== EXTRACTED RECORDS ==
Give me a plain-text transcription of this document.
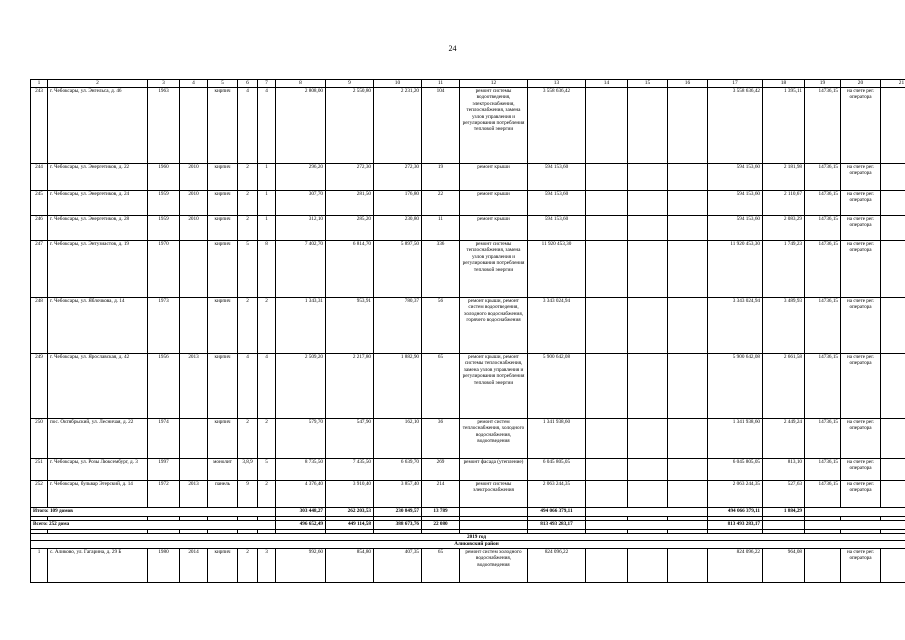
24
1	2	3	4	5	6	7	8	9	10	11	12	13	14	15	16	17	18	19	20	21
243	г. Чебоксары, ул. Энгельса, д. 46	1963		кирпич	4	4	2 808,00	2 550,80	2 231,20	104	ремонт системы водоотведения, электроснабжения, теплоснабжения, замена узлов управления и регулирования потребления тепловой энергии	3 558 636,42				3 558 636,42	1 395,11	14736,15	на счете рег. оператора	
244	г. Чебоксары, ул. Энергетиков, д. 22	1960	2010	кирпич	2	1	296,20	272,30	272,30	19	ремонт крыши	594 153,60				594 153,60	2 181,98	14736,15	на счете рег. оператора	
245	г. Чебоксары, ул. Энергетиков, д. 24	1959	2010	кирпич	2	1	307,70	281,50	176,80	22	ремонт крыши	594 153,60				594 153,60	2 110,67	14736,15	на счете рег. оператора	
246	г. Чебоксары, ул. Энергетиков, д. 28	1959	2010	кирпич	2	1	312,10	285,20	230,80	11	ремонт крыши	594 153,60				594 153,60	2 083,29	14736,15	на счете рег. оператора	
247	г. Чебоксары, ул. Энтузиастов, д. 19	1970		кирпич	5	8	7 402,70	6 814,70	5 897,50	336	ремонт системы теплоснабжения, замена узлов управления и регулирования потребления тепловой энергии	11 920 453,30				11 920 453,30	1 749,23	14736,15	на счете рег. оператора	
248	г. Чебоксары, ул. Яблочкова, д. 14	1973		кирпич	2	2	1 343,31	953,91	780,37	56	ремонт крыши, ремонт систем водоотведения, холодного водоснабжения, горячего водоснабжения	3 343 024,94				3 343 024,94	3 489,93	14736,15	на счете рег. оператора	
249	г. Чебоксары, ул. Ярославская, д. 42	1956	2013	кирпич	4	4	2 509,20	2 217,80	1 882,90	65	ремонт крыши, ремонт системы теплоснабжения, замена узлов управления и регулирования потребления тепловой энергии	5 900 642,08				5 900 642,08	2 661,58	14736,15	на счете рег. оператора	
250	пос. Октябрьский, ул. Лесничая, д. 22	1974		кирпич	2	2	579,70	547,90	162,10	36	ремонт систем теплоснабжения, холодного водоснабжения, водоотведения	1 341 938,60				1 341 938,60	2 449,24	14736,15	на счете рег. оператора	
251	г. Чебоксары, ул. Розы Люксембург, д. 3	1997		монолит	3,8,9	5	8 735,50	7 435,50	6 639,70	269	ремонт фасада (утепление)	6 045 805,05				6 045 805,05	813,10	14736,15	на счете рег. оператора	
252	г. Чебоксары, бульвар Эгерский, д. 14	1972	2013	панель	9	2	4 376,40	3 910,40	3 857,40	214	ремонт системы электроснабжения	2 063 244,35				2 063 244,35	527,63	14736,15	на счете рег. оператора	
Итого: 109 домов							303 448,27	262 203,53	230 849,57	13 789		494 066 379,11				494 066 379,11	1 884,29			

Всего: 252 дома							496 652,49	449 114,58	388 673,76	22 080		813 493 283,17				813 493 283,17				

2019 год																				
Аликовский район																				
1	с. Аликово, ул. Гагарина, д. 29 Б	1980	2014	кирпич	2	3	992,60	854,80	407,35	65	ремонт систем холодного водоснабжения, водоотведения	824 096,22				824 096,22	964,08		на счете рег. оператора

== EXERCISE BRIEF ==
The word "водоснабжения" appears in how many lines of the records? Give the number only.

== ANSWER TO THE PROBLEM ==
3